▶ SUPPLIED ENTRIES:
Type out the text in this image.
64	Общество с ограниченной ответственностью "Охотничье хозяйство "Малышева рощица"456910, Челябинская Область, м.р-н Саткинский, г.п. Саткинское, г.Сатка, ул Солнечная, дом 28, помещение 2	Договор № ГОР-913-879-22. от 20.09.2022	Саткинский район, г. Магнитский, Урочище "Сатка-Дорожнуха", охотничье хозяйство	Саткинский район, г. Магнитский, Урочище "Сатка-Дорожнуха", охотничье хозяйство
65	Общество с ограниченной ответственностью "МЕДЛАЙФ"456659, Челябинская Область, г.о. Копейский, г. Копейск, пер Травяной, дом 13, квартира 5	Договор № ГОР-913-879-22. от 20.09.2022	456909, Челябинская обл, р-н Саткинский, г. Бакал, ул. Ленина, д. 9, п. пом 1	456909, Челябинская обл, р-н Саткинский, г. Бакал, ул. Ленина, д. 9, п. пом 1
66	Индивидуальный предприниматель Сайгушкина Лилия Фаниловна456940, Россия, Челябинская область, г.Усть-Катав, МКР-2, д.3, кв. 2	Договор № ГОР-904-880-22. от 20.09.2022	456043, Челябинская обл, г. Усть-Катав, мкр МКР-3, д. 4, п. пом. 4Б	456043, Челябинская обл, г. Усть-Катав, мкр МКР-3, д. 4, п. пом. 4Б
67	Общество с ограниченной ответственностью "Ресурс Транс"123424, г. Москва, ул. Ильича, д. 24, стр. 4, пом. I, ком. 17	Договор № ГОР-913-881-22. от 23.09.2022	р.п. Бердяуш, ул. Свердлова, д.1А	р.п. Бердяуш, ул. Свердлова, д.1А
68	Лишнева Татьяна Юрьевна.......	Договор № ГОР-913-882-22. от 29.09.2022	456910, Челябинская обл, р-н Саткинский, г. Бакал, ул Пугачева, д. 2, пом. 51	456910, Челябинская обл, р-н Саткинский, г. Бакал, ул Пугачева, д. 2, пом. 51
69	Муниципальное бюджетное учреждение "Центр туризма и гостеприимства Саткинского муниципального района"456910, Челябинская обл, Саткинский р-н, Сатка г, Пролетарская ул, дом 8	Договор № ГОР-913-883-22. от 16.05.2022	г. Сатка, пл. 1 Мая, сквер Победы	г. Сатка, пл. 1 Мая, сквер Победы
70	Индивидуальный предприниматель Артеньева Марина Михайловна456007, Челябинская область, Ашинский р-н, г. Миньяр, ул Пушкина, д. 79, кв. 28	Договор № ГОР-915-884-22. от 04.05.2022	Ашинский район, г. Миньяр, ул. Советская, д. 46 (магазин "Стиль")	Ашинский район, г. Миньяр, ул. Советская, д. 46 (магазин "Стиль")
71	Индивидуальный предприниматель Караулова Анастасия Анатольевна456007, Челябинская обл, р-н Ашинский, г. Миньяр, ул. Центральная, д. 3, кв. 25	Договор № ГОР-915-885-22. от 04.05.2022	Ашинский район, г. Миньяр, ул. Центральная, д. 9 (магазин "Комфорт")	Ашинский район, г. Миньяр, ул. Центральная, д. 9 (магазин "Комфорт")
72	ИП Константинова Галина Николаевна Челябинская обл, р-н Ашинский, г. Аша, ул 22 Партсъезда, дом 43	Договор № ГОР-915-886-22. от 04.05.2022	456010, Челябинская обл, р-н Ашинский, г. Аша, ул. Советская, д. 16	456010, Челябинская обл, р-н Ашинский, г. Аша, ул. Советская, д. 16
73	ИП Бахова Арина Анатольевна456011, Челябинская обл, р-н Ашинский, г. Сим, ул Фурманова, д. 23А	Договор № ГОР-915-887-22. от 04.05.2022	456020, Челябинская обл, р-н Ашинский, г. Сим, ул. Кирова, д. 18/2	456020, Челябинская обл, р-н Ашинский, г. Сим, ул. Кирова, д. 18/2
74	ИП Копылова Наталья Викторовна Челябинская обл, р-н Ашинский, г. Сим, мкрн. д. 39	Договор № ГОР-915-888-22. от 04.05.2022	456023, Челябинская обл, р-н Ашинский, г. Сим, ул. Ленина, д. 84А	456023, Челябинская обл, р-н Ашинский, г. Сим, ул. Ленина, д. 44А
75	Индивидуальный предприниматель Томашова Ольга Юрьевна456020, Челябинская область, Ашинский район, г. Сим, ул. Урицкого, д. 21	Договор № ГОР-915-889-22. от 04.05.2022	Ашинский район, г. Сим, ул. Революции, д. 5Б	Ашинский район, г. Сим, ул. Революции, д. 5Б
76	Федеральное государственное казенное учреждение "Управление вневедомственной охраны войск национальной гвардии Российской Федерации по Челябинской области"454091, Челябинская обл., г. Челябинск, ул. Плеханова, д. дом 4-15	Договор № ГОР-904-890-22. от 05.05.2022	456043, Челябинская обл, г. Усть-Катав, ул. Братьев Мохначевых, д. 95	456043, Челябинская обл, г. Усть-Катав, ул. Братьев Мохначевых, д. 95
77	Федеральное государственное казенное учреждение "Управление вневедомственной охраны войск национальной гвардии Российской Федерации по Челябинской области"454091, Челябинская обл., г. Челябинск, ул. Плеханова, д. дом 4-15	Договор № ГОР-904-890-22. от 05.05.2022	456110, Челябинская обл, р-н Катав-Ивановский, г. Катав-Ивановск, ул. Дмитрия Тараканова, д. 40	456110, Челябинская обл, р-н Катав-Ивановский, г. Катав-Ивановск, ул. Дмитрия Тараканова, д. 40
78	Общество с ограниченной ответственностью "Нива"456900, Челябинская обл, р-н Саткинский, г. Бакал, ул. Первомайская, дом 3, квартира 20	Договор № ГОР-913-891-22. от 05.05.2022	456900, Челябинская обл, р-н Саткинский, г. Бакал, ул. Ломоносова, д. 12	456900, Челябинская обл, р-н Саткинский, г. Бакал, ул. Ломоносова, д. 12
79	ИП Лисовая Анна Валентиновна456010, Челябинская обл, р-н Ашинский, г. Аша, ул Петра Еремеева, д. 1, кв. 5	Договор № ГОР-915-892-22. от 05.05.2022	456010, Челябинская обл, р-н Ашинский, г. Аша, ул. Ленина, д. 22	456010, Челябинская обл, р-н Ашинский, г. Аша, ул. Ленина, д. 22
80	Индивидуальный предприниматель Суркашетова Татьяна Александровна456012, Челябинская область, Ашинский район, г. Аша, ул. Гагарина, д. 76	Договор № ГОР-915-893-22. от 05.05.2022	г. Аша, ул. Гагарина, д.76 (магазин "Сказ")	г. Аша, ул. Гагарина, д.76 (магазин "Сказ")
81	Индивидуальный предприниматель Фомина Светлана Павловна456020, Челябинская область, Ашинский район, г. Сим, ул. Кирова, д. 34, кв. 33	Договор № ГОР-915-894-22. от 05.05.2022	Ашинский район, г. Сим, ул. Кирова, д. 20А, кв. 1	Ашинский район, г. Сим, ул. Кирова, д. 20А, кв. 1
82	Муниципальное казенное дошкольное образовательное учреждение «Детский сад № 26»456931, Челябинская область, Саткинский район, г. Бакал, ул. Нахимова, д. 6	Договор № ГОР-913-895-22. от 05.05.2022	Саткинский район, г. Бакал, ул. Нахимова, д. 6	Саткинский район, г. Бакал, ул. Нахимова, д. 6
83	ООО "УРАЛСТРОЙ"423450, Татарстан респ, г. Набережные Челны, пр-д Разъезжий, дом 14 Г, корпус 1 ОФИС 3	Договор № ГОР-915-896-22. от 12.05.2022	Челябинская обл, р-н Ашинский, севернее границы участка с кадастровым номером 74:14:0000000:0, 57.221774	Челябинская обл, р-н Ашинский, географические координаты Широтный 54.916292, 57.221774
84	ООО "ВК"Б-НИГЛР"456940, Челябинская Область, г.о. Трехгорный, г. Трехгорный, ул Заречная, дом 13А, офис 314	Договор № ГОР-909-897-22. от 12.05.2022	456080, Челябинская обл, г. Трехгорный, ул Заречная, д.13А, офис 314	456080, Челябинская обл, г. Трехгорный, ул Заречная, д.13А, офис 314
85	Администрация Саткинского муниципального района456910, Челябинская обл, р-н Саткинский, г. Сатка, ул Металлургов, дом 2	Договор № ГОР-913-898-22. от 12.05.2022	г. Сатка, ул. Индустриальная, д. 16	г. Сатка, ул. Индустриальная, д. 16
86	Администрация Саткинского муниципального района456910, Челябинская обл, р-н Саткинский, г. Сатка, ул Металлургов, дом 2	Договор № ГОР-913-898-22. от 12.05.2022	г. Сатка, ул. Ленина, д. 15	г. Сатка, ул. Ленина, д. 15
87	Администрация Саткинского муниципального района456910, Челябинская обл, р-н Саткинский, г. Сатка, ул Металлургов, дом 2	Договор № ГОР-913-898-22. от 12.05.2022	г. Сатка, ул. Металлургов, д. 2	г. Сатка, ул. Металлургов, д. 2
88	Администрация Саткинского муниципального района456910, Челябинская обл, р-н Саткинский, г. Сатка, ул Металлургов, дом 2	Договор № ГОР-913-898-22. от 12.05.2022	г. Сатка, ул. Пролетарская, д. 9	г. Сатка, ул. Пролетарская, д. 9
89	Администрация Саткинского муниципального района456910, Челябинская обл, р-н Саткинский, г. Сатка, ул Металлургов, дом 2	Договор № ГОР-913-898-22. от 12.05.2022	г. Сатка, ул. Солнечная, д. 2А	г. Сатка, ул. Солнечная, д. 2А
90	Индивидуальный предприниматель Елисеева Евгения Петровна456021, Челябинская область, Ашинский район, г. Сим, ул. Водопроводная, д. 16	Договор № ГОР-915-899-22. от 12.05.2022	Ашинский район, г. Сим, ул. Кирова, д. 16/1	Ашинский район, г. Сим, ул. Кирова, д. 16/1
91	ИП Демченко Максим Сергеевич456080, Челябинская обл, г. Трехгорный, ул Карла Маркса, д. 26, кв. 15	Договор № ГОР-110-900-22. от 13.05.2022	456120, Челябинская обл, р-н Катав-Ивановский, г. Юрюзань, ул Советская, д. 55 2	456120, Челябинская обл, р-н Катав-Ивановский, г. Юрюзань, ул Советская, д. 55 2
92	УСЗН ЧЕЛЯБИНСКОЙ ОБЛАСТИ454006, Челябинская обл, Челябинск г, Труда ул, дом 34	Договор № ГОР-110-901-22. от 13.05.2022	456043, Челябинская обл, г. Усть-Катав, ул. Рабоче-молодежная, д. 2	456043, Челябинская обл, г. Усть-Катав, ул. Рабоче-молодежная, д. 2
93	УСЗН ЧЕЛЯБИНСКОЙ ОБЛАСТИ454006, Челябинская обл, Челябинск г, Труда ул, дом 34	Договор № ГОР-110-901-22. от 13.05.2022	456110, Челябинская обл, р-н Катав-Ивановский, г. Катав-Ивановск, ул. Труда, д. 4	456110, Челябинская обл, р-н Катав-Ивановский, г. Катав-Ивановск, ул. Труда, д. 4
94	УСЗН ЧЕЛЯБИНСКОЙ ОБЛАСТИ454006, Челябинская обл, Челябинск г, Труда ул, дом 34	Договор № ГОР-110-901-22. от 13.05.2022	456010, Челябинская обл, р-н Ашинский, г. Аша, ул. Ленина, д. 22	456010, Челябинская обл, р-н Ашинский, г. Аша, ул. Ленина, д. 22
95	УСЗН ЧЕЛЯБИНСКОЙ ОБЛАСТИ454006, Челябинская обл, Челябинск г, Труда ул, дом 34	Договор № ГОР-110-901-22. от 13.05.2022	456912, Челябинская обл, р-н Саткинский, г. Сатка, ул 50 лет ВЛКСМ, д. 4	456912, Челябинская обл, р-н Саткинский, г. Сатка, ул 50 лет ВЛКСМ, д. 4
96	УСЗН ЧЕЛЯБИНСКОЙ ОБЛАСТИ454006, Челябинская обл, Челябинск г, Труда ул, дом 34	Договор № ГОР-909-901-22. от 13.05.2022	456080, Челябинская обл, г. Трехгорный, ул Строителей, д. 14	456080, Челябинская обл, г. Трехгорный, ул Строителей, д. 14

▶ WHAT NEEDS TO BE DONE:
Filter the entries above down to the lines containing the word "Общество".

▶ EXERCISE SOLUTION:
64	Общество с ограниченной ответственностью "Охотничье хозяйство "Малышева рощица"456910, Челябинская Область, м.р-н Саткинский, г.п. Саткинское, г.Сатка, ул Солнечная, дом 28, помещение 2	Договор № ГОР-913-879-22. от 20.09.2022	Саткинский район, г. Магнитский, Урочище "Сатка-Дорожнуха", охотничье хозяйство	Саткинский район, г. Магнитский, Урочище "Сатка-Дорожнуха", охотничье хозяйство
65	Общество с ограниченной ответственностью "МЕДЛАЙФ"456659, Челябинская Область, г.о. Копейский, г. Копейск, пер Травяной, дом 13, квартира 5	Договор № ГОР-913-879-22. от 20.09.2022	456909, Челябинская обл, р-н Саткинский, г. Бакал, ул. Ленина, д. 9, п. пом 1	456909, Челябинская обл, р-н Саткинский, г. Бакал, ул. Ленина, д. 9, п. пом 1
67	Общество с ограниченной ответственностью "Ресурс Транс"123424, г. Москва, ул. Ильича, д. 24, стр. 4, пом. I, ком. 17	Договор № ГОР-913-881-22. от 23.09.2022	р.п. Бердяуш, ул. Свердлова, д.1А	р.п. Бердяуш, ул. Свердлова, д.1А
78	Общество с ограниченной ответственностью "Нива"456900, Челябинская обл, р-н Саткинский, г. Бакал, ул. Первомайская, дом 3, квартира 20	Договор № ГОР-913-891-22. от 05.05.2022	456900, Челябинская обл, р-н Саткинский, г. Бакал, ул. Ломоносова, д. 12	456900, Челябинская обл, р-н Саткинский, г. Бакал, ул. Ломоносова, д. 12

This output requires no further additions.